### SOURCE RECORDS
————
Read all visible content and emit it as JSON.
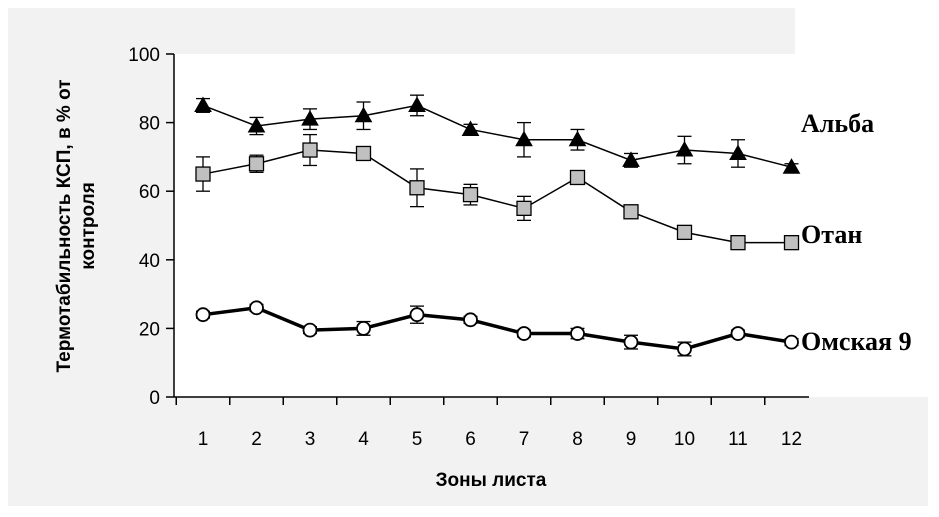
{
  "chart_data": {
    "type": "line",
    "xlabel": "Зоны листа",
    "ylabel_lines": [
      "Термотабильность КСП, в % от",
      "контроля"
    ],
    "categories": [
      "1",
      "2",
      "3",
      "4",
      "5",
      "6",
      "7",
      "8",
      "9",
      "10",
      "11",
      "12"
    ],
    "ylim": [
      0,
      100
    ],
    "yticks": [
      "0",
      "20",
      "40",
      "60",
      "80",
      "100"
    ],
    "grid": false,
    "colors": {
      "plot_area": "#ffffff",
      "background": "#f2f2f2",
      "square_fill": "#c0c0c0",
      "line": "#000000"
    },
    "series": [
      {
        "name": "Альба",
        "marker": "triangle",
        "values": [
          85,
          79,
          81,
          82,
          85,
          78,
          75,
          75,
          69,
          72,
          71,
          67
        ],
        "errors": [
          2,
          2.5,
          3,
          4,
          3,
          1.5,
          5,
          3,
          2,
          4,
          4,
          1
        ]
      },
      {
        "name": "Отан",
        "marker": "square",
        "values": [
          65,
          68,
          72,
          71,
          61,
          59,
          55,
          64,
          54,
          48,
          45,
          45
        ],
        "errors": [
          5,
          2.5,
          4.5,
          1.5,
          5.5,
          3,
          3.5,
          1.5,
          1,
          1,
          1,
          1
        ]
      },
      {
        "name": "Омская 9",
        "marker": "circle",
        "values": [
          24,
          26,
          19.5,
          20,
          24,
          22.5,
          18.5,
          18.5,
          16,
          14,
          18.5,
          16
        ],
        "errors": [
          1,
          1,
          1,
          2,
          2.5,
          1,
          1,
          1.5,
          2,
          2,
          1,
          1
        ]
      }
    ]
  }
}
————
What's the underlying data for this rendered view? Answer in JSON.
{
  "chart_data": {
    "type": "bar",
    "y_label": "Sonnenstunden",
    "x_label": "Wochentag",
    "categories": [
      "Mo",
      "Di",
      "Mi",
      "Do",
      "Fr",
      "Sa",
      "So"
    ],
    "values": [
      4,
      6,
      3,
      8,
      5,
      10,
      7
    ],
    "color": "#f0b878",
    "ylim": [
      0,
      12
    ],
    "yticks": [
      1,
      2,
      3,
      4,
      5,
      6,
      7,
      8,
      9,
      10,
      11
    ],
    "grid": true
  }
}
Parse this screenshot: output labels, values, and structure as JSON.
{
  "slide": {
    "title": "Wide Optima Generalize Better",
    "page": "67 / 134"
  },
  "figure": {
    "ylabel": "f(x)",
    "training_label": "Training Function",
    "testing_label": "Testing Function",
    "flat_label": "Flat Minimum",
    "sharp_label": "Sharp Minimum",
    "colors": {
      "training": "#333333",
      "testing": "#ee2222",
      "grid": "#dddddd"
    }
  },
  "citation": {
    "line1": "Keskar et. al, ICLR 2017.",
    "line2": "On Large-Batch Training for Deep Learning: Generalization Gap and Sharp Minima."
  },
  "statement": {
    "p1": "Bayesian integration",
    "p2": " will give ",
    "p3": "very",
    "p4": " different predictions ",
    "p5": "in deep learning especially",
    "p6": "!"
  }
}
————
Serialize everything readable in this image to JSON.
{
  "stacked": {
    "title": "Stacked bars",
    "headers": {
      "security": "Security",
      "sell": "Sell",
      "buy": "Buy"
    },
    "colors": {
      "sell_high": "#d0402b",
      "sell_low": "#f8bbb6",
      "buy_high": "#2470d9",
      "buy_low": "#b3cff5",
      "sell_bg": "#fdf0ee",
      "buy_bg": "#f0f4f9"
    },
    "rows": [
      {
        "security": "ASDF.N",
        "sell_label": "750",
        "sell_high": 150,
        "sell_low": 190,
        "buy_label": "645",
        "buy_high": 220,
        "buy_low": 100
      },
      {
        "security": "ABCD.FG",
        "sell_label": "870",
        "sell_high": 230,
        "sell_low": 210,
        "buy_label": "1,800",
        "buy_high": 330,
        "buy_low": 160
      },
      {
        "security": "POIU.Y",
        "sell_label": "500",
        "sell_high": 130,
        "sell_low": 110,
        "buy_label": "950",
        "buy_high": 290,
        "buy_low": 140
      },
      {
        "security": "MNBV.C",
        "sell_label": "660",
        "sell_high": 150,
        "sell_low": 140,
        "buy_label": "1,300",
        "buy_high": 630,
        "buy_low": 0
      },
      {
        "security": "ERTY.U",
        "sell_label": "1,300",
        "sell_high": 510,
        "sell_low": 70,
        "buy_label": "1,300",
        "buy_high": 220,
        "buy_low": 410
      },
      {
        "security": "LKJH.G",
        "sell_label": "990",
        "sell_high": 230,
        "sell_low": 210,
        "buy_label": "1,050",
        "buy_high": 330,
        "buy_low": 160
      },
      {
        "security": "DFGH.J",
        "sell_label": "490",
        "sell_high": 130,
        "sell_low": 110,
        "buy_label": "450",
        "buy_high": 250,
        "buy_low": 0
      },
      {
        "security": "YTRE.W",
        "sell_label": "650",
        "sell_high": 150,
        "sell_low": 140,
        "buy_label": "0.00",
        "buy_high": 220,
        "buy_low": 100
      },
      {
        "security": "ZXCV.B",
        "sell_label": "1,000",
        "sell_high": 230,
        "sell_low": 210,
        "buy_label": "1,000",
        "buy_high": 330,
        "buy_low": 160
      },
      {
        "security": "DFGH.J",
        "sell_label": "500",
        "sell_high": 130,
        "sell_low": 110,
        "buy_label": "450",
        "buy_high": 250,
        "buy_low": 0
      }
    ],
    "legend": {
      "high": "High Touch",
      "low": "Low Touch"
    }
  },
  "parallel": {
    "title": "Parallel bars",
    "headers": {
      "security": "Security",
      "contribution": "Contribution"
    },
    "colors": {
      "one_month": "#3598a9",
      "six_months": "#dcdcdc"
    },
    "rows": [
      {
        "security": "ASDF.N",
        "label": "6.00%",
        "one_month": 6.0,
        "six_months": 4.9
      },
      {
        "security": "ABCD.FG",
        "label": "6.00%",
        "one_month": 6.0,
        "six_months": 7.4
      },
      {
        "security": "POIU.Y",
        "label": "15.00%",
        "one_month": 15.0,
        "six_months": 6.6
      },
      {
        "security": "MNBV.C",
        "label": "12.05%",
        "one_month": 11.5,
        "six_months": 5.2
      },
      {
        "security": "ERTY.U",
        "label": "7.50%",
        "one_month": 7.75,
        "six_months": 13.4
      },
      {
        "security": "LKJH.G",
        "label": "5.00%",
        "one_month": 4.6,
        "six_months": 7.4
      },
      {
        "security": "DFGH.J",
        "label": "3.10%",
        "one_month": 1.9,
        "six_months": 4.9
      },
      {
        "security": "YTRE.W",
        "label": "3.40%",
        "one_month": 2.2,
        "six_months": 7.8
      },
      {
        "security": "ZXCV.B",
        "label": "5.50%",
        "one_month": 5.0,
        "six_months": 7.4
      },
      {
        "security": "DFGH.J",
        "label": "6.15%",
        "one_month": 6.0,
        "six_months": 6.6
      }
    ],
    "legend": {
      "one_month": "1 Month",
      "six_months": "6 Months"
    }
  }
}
————
### STATED EXERCISE
Show all lines in the entries above where the word "Sharp" appears.

### WRITTEN ANSWER
    "sharp_label": "Sharp Minimum",
    "line2": "On Large-Batch Training for Deep Learning: Generalization Gap and Sharp Minima."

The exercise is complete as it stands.